● **Problem description**
Output the entries word for word. Omit images.
— Start —
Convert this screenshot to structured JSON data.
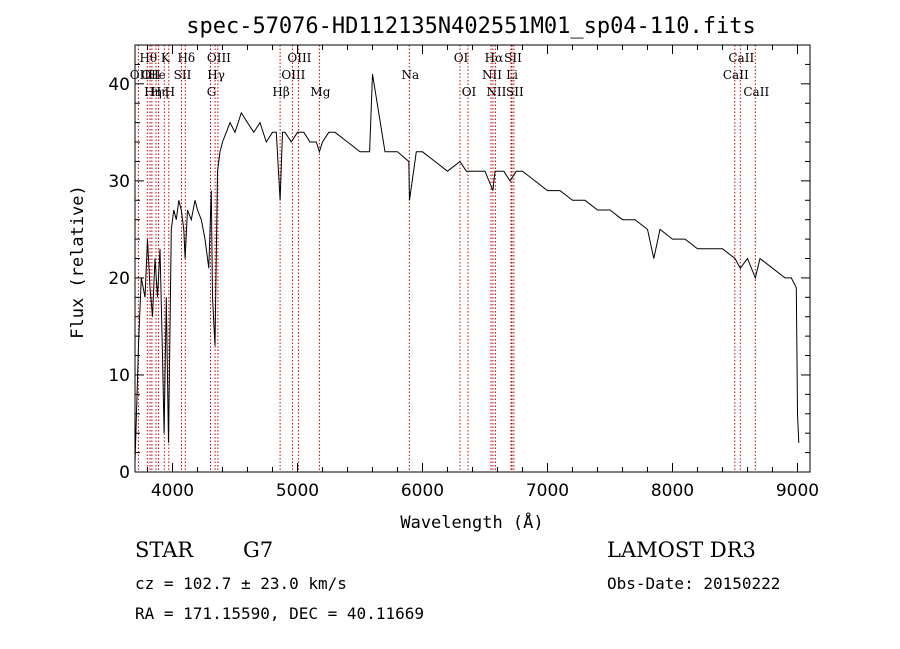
{
  "chart_data": {
    "type": "line",
    "title": "spec-57076-HD112135N402551M01_sp04-110.fits",
    "xlabel": "Wavelength (Å)",
    "ylabel": "Flux (relative)",
    "xlim": [
      3700,
      9100
    ],
    "ylim": [
      0,
      44
    ],
    "xticks": [
      4000,
      5000,
      6000,
      7000,
      8000,
      9000
    ],
    "yticks": [
      0,
      10,
      20,
      30,
      40
    ],
    "grid": false,
    "line_color": "#000000",
    "marker_color": "#cc0000",
    "series": [
      {
        "x": [
          3700,
          3730,
          3750,
          3780,
          3800,
          3820,
          3840,
          3860,
          3880,
          3900,
          3920,
          3933,
          3950,
          3968,
          3990,
          4010,
          4030,
          4050,
          4070,
          4090,
          4101,
          4120,
          4150,
          4180,
          4200,
          4230,
          4260,
          4290,
          4310,
          4320,
          4340,
          4360,
          4380,
          4400,
          4430,
          4460,
          4500,
          4550,
          4600,
          4650,
          4700,
          4750,
          4800,
          4830,
          4861,
          4880,
          4900,
          4950,
          5000,
          5050,
          5100,
          5150,
          5175,
          5200,
          5250,
          5300,
          5400,
          5500,
          5577,
          5600,
          5700,
          5800,
          5890,
          5896,
          5950,
          6000,
          6100,
          6200,
          6300,
          6350,
          6400,
          6450,
          6500,
          6563,
          6580,
          6600,
          6650,
          6700,
          6750,
          6800,
          6900,
          7000,
          7100,
          7200,
          7300,
          7400,
          7500,
          7600,
          7700,
          7800,
          7850,
          7900,
          8000,
          8100,
          8200,
          8300,
          8400,
          8500,
          8542,
          8600,
          8662,
          8700,
          8800,
          8900,
          8950,
          8990,
          9000,
          9010
        ],
        "y": [
          1,
          14,
          20,
          18,
          24,
          19,
          16,
          22,
          18,
          23,
          12,
          4,
          18,
          3,
          25,
          27,
          26,
          28,
          27,
          25,
          22,
          27,
          26,
          28,
          27,
          26,
          24,
          21,
          29,
          18,
          13,
          31,
          33,
          34,
          35,
          36,
          35,
          37,
          36,
          35,
          36,
          34,
          35,
          35,
          28,
          35,
          35,
          34,
          35,
          35,
          34,
          34,
          33,
          34,
          35,
          35,
          34,
          33,
          33,
          41,
          33,
          33,
          32,
          28,
          33,
          33,
          32,
          31,
          32,
          31,
          31,
          31,
          31,
          29,
          31,
          31,
          31,
          30,
          31,
          31,
          30,
          29,
          29,
          28,
          28,
          27,
          27,
          26,
          26,
          25,
          22,
          25,
          24,
          24,
          23,
          23,
          23,
          22,
          21,
          22,
          20,
          22,
          21,
          20,
          20,
          19,
          6,
          3
        ]
      }
    ],
    "line_markers": [
      {
        "w": 3727,
        "label": "OII",
        "row": 2
      },
      {
        "w": 3798,
        "label": "Hθ",
        "row": 1
      },
      {
        "w": 3820,
        "label": "OII",
        "row": 2
      },
      {
        "w": 3835,
        "label": "Hη",
        "row": 3
      },
      {
        "w": 3868,
        "label": "He",
        "row": 2
      },
      {
        "w": 3889,
        "label": "Hη",
        "row": 3
      },
      {
        "w": 3934,
        "label": "K",
        "row": 1
      },
      {
        "w": 3970,
        "label": "H",
        "row": 3
      },
      {
        "w": 4072,
        "label": "SII",
        "row": 2
      },
      {
        "w": 4102,
        "label": "Hδ",
        "row": 1
      },
      {
        "w": 4304,
        "label": "G",
        "row": 3
      },
      {
        "w": 4341,
        "label": "Hγ",
        "row": 2
      },
      {
        "w": 4363,
        "label": "OIII",
        "row": 1
      },
      {
        "w": 4861,
        "label": "Hβ",
        "row": 3
      },
      {
        "w": 4959,
        "label": "OIII",
        "row": 2
      },
      {
        "w": 5007,
        "label": "OIII",
        "row": 1
      },
      {
        "w": 5175,
        "label": "Mg",
        "row": 3
      },
      {
        "w": 5894,
        "label": "Na",
        "row": 2
      },
      {
        "w": 6300,
        "label": "OI",
        "row": 1
      },
      {
        "w": 6364,
        "label": "OI",
        "row": 3
      },
      {
        "w": 6548,
        "label": "NII",
        "row": 2
      },
      {
        "w": 6563,
        "label": "Hα",
        "row": 1
      },
      {
        "w": 6583,
        "label": "NII",
        "row": 3
      },
      {
        "w": 6708,
        "label": "Li",
        "row": 2
      },
      {
        "w": 6716,
        "label": "SII",
        "row": 1
      },
      {
        "w": 6731,
        "label": "SII",
        "row": 3
      },
      {
        "w": 8498,
        "label": "CaII",
        "row": 2
      },
      {
        "w": 8542,
        "label": "CaII",
        "row": 1
      },
      {
        "w": 8662,
        "label": "CaII",
        "row": 3
      }
    ]
  },
  "info": {
    "object_class": "STAR",
    "subclass": "G7",
    "survey": "LAMOST DR3",
    "redshift_line": "cz = 102.7 ± 23.0 km/s",
    "obs_date_line": "Obs-Date: 20150222",
    "coords_line": "RA = 171.15590, DEC =  40.11669"
  }
}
— End —
● **Exercise output**
Convert this screenshot to structured JSON data.
{
  "chart_data": {
    "type": "line",
    "title": "spec-57076-HD112135N402551M01_sp04-110.fits",
    "xlabel": "Wavelength (Å)",
    "ylabel": "Flux (relative)",
    "xlim": [
      3700,
      9100
    ],
    "ylim": [
      0,
      44
    ],
    "xticks": [
      4000,
      5000,
      6000,
      7000,
      8000,
      9000
    ],
    "yticks": [
      0,
      10,
      20,
      30,
      40
    ],
    "grid": false,
    "line_color": "#000000",
    "marker_color": "#cc0000",
    "series": [
      {
        "x": [
          3700,
          3730,
          3750,
          3780,
          3800,
          3820,
          3840,
          3860,
          3880,
          3900,
          3920,
          3933,
          3950,
          3968,
          3990,
          4010,
          4030,
          4050,
          4070,
          4090,
          4101,
          4120,
          4150,
          4180,
          4200,
          4230,
          4260,
          4290,
          4310,
          4320,
          4340,
          4360,
          4380,
          4400,
          4430,
          4460,
          4500,
          4550,
          4600,
          4650,
          4700,
          4750,
          4800,
          4830,
          4861,
          4880,
          4900,
          4950,
          5000,
          5050,
          5100,
          5150,
          5175,
          5200,
          5250,
          5300,
          5400,
          5500,
          5577,
          5600,
          5700,
          5800,
          5890,
          5896,
          5950,
          6000,
          6100,
          6200,
          6300,
          6350,
          6400,
          6450,
          6500,
          6563,
          6580,
          6600,
          6650,
          6700,
          6750,
          6800,
          6900,
          7000,
          7100,
          7200,
          7300,
          7400,
          7500,
          7600,
          7700,
          7800,
          7850,
          7900,
          8000,
          8100,
          8200,
          8300,
          8400,
          8500,
          8542,
          8600,
          8662,
          8700,
          8800,
          8900,
          8950,
          8990,
          9000,
          9010
        ],
        "y": [
          1,
          14,
          20,
          18,
          24,
          19,
          16,
          22,
          18,
          23,
          12,
          4,
          18,
          3,
          25,
          27,
          26,
          28,
          27,
          25,
          22,
          27,
          26,
          28,
          27,
          26,
          24,
          21,
          29,
          18,
          13,
          31,
          33,
          34,
          35,
          36,
          35,
          37,
          36,
          35,
          36,
          34,
          35,
          35,
          28,
          35,
          35,
          34,
          35,
          35,
          34,
          34,
          33,
          34,
          35,
          35,
          34,
          33,
          33,
          41,
          33,
          33,
          32,
          28,
          33,
          33,
          32,
          31,
          32,
          31,
          31,
          31,
          31,
          29,
          31,
          31,
          31,
          30,
          31,
          31,
          30,
          29,
          29,
          28,
          28,
          27,
          27,
          26,
          26,
          25,
          22,
          25,
          24,
          24,
          23,
          23,
          23,
          22,
          21,
          22,
          20,
          22,
          21,
          20,
          20,
          19,
          6,
          3
        ]
      }
    ],
    "line_markers": [
      {
        "w": 3727,
        "label": "OII",
        "row": 2
      },
      {
        "w": 3798,
        "label": "Hθ",
        "row": 1
      },
      {
        "w": 3820,
        "label": "OII",
        "row": 2
      },
      {
        "w": 3835,
        "label": "Hη",
        "row": 3
      },
      {
        "w": 3868,
        "label": "He",
        "row": 2
      },
      {
        "w": 3889,
        "label": "Hη",
        "row": 3
      },
      {
        "w": 3934,
        "label": "K",
        "row": 1
      },
      {
        "w": 3970,
        "label": "H",
        "row": 3
      },
      {
        "w": 4072,
        "label": "SII",
        "row": 2
      },
      {
        "w": 4102,
        "label": "Hδ",
        "row": 1
      },
      {
        "w": 4304,
        "label": "G",
        "row": 3
      },
      {
        "w": 4341,
        "label": "Hγ",
        "row": 2
      },
      {
        "w": 4363,
        "label": "OIII",
        "row": 1
      },
      {
        "w": 4861,
        "label": "Hβ",
        "row": 3
      },
      {
        "w": 4959,
        "label": "OIII",
        "row": 2
      },
      {
        "w": 5007,
        "label": "OIII",
        "row": 1
      },
      {
        "w": 5175,
        "label": "Mg",
        "row": 3
      },
      {
        "w": 5894,
        "label": "Na",
        "row": 2
      },
      {
        "w": 6300,
        "label": "OI",
        "row": 1
      },
      {
        "w": 6364,
        "label": "OI",
        "row": 3
      },
      {
        "w": 6548,
        "label": "NII",
        "row": 2
      },
      {
        "w": 6563,
        "label": "Hα",
        "row": 1
      },
      {
        "w": 6583,
        "label": "NII",
        "row": 3
      },
      {
        "w": 6708,
        "label": "Li",
        "row": 2
      },
      {
        "w": 6716,
        "label": "SII",
        "row": 1
      },
      {
        "w": 6731,
        "label": "SII",
        "row": 3
      },
      {
        "w": 8498,
        "label": "CaII",
        "row": 2
      },
      {
        "w": 8542,
        "label": "CaII",
        "row": 1
      },
      {
        "w": 8662,
        "label": "CaII",
        "row": 3
      }
    ]
  },
  "info": {
    "object_class": "STAR",
    "subclass": "G7",
    "survey": "LAMOST DR3",
    "redshift_line": "cz = 102.7 ± 23.0 km/s",
    "obs_date_line": "Obs-Date: 20150222",
    "coords_line": "RA = 171.15590, DEC =  40.11669"
  }
}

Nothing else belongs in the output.